[START OF Task data]
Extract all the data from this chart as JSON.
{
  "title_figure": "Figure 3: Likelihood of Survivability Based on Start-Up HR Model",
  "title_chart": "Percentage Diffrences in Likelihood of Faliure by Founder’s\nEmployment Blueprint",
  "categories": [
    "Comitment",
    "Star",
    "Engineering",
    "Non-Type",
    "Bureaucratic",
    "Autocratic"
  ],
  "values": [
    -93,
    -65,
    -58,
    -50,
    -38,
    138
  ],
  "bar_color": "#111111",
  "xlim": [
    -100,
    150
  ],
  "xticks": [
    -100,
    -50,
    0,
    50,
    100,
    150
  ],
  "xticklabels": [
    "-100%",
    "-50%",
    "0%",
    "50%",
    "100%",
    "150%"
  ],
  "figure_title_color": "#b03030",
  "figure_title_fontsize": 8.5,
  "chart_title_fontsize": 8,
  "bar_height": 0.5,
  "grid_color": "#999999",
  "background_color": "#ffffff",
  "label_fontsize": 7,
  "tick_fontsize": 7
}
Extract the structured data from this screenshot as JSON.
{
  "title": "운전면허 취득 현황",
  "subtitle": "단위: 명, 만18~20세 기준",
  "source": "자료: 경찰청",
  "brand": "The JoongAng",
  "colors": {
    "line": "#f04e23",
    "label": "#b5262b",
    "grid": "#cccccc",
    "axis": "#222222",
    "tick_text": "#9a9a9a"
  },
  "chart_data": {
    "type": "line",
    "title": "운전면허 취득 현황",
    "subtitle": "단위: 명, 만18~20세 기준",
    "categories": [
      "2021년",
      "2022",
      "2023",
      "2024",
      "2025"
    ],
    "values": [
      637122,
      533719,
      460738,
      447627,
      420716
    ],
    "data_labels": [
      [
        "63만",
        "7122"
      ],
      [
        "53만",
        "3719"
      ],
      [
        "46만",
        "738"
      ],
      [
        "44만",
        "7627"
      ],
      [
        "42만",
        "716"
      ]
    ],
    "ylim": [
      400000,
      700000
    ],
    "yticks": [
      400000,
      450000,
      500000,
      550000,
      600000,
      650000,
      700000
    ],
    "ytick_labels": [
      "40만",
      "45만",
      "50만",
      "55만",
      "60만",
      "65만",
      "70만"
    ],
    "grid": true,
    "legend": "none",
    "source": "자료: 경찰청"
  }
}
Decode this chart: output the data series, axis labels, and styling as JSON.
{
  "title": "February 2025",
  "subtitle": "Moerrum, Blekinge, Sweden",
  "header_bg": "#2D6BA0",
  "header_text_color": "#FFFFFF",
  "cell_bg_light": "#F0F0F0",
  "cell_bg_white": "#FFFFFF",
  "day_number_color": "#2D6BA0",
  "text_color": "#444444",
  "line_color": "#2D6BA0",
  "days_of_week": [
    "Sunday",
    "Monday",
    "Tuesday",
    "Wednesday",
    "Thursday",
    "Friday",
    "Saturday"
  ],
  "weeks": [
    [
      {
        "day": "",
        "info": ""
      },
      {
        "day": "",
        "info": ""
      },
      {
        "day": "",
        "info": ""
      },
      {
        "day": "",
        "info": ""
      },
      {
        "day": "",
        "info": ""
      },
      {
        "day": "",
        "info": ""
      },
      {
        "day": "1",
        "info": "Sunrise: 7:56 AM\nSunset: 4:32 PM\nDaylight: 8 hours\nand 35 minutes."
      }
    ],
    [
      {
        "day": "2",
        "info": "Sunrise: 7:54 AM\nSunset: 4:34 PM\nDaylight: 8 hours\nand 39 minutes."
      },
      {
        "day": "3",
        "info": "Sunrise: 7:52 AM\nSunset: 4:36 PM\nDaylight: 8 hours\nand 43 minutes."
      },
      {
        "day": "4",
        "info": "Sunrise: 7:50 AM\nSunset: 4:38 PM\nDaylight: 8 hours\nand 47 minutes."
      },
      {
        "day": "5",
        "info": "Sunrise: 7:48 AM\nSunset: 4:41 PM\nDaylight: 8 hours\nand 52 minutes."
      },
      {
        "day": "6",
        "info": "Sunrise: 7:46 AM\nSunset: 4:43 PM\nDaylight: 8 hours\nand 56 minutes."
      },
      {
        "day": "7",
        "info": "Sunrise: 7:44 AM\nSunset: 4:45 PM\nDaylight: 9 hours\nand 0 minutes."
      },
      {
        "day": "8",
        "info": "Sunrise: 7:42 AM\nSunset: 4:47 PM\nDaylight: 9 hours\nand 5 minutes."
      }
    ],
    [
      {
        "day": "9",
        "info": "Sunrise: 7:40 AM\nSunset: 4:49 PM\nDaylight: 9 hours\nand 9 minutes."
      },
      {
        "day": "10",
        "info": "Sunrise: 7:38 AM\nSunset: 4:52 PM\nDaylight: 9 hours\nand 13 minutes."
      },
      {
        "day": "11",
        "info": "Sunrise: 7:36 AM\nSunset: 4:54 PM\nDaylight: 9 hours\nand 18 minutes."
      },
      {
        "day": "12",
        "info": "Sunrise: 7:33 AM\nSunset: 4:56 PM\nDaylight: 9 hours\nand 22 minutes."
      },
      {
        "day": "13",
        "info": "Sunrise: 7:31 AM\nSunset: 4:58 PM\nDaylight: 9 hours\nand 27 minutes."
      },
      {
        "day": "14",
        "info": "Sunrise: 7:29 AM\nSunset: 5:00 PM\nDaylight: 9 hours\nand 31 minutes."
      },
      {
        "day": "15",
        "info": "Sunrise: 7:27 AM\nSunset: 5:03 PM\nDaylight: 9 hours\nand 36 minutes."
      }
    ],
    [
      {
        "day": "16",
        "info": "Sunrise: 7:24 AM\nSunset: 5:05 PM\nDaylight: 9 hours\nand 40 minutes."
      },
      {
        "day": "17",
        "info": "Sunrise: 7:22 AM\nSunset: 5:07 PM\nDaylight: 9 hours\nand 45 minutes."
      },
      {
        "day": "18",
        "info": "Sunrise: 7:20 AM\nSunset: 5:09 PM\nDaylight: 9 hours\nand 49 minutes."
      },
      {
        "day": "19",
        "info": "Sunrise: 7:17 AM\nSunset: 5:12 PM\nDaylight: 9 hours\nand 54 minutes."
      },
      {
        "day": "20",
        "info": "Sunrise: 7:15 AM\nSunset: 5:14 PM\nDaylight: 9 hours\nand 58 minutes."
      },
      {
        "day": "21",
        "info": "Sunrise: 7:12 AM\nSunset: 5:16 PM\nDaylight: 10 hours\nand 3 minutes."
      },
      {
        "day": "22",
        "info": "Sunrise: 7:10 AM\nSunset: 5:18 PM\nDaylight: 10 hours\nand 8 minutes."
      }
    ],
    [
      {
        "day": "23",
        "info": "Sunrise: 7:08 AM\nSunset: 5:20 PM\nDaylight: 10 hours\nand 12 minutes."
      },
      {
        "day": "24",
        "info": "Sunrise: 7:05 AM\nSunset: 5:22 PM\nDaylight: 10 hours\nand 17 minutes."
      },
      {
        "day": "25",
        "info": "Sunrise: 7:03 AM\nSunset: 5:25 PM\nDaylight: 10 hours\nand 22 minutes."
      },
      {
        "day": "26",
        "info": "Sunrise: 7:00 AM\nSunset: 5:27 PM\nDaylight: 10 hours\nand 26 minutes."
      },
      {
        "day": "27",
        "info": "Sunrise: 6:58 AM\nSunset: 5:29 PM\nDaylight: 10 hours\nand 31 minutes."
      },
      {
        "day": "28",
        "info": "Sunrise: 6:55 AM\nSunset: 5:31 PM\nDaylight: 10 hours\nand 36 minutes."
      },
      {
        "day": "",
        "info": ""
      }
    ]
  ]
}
[END OF Task data]
→ **Given exercise**: Report how many lines of the entries hold the string "JSON". Provide the number alone.

→ **Exercise response**: 3